PAGE EXCERPT:
****************************************

Obstacle Avoidance

Our UAV is equipped with the RPLidar A2 sensor;, a lightweight and fast-scanning LiDAR designed specifically for aerial obstacle avoidance applications. The sensor features a rotating disc mechanism capable of generating a 2D planar scan at a rapid update rate. With the RPLidar A2, the UAV continuously scans its surroundings and updates its obstacle map every 100 ms;. This high-frequency update cycle enables quick response to fast-approaching obstacles, enhancing flight safety and navigational autonomy.

Bendy Ruler Algorithm for Dynamic Obstacle Avoidance#

For dynamic obstacle avoidance, our system employs the horizontal Bendy Ruler algorithm;. This strategy enables the UAV to immediately sidestep incoming obstacles horizontally and pivot around them, minimising the risk of collision. we selected the horizontal variant over the vertical Bendy Ruler to avoid the complexities associated with predicting the pitch and roll attitudes of fast-moving aerial objects. A demonstration of this maneuver is shown in the following figure.

****************************************

EXCERPTED DATA:
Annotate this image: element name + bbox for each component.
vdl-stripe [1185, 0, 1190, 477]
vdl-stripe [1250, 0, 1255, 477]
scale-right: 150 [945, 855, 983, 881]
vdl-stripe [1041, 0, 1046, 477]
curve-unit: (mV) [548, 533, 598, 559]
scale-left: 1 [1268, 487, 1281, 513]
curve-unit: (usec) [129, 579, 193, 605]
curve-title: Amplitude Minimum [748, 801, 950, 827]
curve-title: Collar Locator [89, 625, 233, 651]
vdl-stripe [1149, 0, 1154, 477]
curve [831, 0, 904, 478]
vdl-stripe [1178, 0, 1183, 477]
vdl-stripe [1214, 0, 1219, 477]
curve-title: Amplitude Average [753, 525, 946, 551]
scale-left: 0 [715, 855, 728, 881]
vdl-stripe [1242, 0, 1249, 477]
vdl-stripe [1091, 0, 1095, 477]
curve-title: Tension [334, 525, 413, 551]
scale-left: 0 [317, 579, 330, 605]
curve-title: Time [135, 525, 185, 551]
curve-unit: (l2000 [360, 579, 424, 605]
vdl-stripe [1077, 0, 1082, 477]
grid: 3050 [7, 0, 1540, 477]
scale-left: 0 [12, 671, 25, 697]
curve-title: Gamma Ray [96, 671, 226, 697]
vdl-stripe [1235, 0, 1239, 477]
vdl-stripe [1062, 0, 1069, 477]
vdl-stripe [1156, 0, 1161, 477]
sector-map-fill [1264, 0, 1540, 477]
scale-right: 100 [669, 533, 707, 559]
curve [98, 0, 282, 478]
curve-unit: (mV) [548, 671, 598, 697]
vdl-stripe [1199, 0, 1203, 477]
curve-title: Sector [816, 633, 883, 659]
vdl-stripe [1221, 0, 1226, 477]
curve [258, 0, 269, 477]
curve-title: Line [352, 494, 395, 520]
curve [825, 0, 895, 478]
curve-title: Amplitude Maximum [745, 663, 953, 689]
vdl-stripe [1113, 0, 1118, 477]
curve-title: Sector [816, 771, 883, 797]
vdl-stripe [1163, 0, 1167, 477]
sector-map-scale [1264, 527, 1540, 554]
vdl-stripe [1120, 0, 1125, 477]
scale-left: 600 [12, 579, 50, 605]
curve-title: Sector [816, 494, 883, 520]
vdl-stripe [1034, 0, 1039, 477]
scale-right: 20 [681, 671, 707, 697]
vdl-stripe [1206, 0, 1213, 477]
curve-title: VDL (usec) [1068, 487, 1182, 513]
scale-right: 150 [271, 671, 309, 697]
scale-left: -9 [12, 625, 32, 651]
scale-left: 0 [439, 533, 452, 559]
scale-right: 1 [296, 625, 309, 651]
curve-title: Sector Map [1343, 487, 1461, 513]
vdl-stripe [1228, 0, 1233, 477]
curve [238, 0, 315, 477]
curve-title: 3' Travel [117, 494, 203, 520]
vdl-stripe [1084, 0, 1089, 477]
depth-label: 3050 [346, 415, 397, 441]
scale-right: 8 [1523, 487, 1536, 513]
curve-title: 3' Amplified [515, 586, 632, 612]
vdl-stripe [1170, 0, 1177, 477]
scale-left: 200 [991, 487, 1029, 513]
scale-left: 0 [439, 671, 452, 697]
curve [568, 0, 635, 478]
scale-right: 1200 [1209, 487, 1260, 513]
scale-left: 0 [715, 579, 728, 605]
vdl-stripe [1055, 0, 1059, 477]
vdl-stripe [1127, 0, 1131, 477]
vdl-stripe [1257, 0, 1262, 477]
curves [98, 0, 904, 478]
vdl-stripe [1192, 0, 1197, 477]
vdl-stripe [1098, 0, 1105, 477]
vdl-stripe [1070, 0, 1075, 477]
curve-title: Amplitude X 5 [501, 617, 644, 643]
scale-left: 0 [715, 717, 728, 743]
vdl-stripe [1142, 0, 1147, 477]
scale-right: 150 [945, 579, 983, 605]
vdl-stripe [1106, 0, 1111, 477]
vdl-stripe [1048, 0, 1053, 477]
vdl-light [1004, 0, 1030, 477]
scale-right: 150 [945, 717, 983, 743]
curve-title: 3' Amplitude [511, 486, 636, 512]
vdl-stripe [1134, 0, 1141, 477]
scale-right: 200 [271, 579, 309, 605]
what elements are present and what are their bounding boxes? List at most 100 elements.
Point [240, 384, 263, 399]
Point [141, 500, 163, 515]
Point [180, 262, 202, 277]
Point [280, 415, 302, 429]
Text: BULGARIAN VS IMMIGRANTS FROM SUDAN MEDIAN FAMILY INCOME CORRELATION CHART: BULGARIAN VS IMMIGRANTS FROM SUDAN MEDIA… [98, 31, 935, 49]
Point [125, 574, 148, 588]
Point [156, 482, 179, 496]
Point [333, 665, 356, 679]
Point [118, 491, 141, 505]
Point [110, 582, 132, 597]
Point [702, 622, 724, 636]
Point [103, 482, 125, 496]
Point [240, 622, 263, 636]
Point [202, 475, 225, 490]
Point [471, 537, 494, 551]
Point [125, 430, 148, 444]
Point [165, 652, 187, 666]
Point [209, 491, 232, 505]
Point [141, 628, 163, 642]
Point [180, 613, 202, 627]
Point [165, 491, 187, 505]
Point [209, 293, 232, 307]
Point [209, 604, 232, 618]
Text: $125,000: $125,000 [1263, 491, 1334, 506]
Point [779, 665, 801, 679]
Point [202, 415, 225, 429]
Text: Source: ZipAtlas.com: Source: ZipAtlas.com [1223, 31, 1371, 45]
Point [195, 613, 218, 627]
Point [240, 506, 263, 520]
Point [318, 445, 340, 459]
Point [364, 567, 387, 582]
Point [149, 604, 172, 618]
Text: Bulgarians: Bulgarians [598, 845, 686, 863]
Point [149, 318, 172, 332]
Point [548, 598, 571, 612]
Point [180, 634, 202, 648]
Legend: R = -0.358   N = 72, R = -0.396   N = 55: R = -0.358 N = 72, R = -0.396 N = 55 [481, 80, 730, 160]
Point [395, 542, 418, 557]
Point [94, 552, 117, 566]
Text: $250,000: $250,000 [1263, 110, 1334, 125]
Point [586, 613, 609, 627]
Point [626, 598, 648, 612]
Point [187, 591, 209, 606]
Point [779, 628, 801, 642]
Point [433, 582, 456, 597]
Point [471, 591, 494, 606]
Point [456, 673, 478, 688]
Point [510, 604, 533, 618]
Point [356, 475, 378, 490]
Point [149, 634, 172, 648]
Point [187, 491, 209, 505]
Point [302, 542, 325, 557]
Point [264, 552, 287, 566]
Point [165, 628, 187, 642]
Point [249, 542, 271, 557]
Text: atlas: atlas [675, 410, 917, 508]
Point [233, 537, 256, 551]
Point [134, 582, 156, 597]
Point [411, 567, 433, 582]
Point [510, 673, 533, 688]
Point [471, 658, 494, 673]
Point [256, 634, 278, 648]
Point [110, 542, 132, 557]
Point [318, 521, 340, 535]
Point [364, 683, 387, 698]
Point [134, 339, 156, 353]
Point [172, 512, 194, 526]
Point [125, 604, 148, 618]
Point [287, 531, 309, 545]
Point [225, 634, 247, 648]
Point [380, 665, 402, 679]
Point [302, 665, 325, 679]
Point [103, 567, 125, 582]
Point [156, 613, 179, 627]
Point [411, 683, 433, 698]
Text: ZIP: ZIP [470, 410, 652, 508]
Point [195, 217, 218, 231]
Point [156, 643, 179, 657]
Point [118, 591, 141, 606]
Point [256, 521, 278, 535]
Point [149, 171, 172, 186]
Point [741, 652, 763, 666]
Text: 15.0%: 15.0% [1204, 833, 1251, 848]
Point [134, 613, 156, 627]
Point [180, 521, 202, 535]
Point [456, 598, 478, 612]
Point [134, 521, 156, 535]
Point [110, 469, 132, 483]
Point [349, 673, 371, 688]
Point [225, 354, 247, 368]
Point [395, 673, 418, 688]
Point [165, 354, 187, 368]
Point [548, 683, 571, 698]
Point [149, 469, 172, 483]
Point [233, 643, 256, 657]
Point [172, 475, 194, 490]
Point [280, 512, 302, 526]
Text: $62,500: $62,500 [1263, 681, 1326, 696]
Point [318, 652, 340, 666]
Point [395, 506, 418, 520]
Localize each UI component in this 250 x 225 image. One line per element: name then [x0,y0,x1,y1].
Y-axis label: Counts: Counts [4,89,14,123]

****************************************

ACTIVITIES:
1/ In the obstacle avoidance page, how often does the UAV update its obstacle map?
2/ Resume the obstacle avoidance write-up after its final sentence.

TASK ANSWERS:
1/ Every 100 ms.

2/
To complement real-world testing, we also validated the obstacle avoidance strategy through mission planner simulations, as shown in Figure 16.

Sensor Placement and System Optimization#

To maximize field-of-view and minimize signal interference, the RPLidar sensor is mounted atop the UAV airframe;. This placement ensures an unobstructed scanning environment while avoiding disruptions to the GPS signal — crucial for maintaining high-accuracy positional tracking during obstacle avoidance maneuvers.

The integration of the RPLidar A2 sensor, the real-time scanning capabilities, and the efficient obstacle avoidance strategy ensures the UAV’s capability to safely navigate through complex and dynamic aerial environments.